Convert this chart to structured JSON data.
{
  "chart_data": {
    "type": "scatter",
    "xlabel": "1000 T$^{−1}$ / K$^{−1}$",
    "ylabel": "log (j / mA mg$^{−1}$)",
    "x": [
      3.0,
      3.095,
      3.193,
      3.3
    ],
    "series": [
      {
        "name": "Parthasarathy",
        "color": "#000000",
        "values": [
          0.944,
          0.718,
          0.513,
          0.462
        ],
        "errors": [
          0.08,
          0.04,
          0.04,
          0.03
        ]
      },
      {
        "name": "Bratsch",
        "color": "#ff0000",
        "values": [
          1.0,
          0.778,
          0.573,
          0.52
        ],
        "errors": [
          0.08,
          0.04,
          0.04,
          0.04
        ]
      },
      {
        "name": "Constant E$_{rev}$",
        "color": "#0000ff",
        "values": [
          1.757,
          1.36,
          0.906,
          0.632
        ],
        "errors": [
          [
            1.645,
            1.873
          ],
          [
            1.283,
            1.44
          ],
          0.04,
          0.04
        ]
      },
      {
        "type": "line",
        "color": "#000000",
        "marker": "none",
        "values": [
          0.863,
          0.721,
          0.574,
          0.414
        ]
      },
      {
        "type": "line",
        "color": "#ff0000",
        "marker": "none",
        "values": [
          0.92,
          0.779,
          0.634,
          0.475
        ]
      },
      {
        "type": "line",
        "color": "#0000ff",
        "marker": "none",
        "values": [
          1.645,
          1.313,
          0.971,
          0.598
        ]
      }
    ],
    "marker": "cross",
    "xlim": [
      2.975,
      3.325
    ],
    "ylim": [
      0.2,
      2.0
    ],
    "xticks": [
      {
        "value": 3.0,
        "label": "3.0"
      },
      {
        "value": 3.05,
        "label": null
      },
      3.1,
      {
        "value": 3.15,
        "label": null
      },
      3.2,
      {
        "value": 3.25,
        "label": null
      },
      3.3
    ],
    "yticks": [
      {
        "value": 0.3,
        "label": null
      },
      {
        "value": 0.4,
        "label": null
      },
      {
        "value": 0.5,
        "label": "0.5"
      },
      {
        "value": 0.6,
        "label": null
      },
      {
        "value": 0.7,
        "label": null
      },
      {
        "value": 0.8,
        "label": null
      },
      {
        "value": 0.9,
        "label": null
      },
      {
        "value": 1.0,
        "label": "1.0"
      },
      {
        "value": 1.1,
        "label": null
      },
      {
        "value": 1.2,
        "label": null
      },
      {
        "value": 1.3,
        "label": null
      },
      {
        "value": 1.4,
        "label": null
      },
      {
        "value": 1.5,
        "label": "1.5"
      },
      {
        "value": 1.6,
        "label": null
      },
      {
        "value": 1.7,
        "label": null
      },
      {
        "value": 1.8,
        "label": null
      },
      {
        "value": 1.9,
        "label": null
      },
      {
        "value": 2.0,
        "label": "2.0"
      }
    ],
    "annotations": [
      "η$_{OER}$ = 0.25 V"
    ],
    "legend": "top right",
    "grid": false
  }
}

Objective: All entries must be repeated verbatim.

Finished answer:
Convert this chart to structured JSON data.
{
  "chart_data": {
    "type": "scatter",
    "xlabel": "1000 T$^{−1}$ / K$^{−1}$",
    "ylabel": "log (j / mA mg$^{−1}$)",
    "x": [
      3.0,
      3.095,
      3.193,
      3.3
    ],
    "series": [
      {
        "name": "Parthasarathy",
        "color": "#000000",
        "values": [
          0.944,
          0.718,
          0.513,
          0.462
        ],
        "errors": [
          0.08,
          0.04,
          0.04,
          0.03
        ]
      },
      {
        "name": "Bratsch",
        "color": "#ff0000",
        "values": [
          1.0,
          0.778,
          0.573,
          0.52
        ],
        "errors": [
          0.08,
          0.04,
          0.04,
          0.04
        ]
      },
      {
        "name": "Constant E$_{rev}$",
        "color": "#0000ff",
        "values": [
          1.757,
          1.36,
          0.906,
          0.632
        ],
        "errors": [
          [
            1.645,
            1.873
          ],
          [
            1.283,
            1.44
          ],
          0.04,
          0.04
        ]
      },
      {
        "type": "line",
        "color": "#000000",
        "marker": "none",
        "values": [
          0.863,
          0.721,
          0.574,
          0.414
        ]
      },
      {
        "type": "line",
        "color": "#ff0000",
        "marker": "none",
        "values": [
          0.92,
          0.779,
          0.634,
          0.475
        ]
      },
      {
        "type": "line",
        "color": "#0000ff",
        "marker": "none",
        "values": [
          1.645,
          1.313,
          0.971,
          0.598
        ]
      }
    ],
    "marker": "cross",
    "xlim": [
      2.975,
      3.325
    ],
    "ylim": [
      0.2,
      2.0
    ],
    "xticks": [
      {
        "value": 3.0,
        "label": "3.0"
      },
      {
        "value": 3.05,
        "label": null
      },
      3.1,
      {
        "value": 3.15,
        "label": null
      },
      3.2,
      {
        "value": 3.25,
        "label": null
      },
      3.3
    ],
    "yticks": [
      {
        "value": 0.3,
        "label": null
      },
      {
        "value": 0.4,
        "label": null
      },
      {
        "value": 0.5,
        "label": "0.5"
      },
      {
        "value": 0.6,
        "label": null
      },
      {
        "value": 0.7,
        "label": null
      },
      {
        "value": 0.8,
        "label": null
      },
      {
        "value": 0.9,
        "label": null
      },
      {
        "value": 1.0,
        "label": "1.0"
      },
      {
        "value": 1.1,
        "label": null
      },
      {
        "value": 1.2,
        "label": null
      },
      {
        "value": 1.3,
        "label": null
      },
      {
        "value": 1.4,
        "label": null
      },
      {
        "value": 1.5,
        "label": "1.5"
      },
      {
        "value": 1.6,
        "label": null
      },
      {
        "value": 1.7,
        "label": null
      },
      {
        "value": 1.8,
        "label": null
      },
      {
        "value": 1.9,
        "label": null
      },
      {
        "value": 2.0,
        "label": "2.0"
      }
    ],
    "annotations": [
      "η$_{OER}$ = 0.25 V"
    ],
    "legend": "top right",
    "grid": false
  }
}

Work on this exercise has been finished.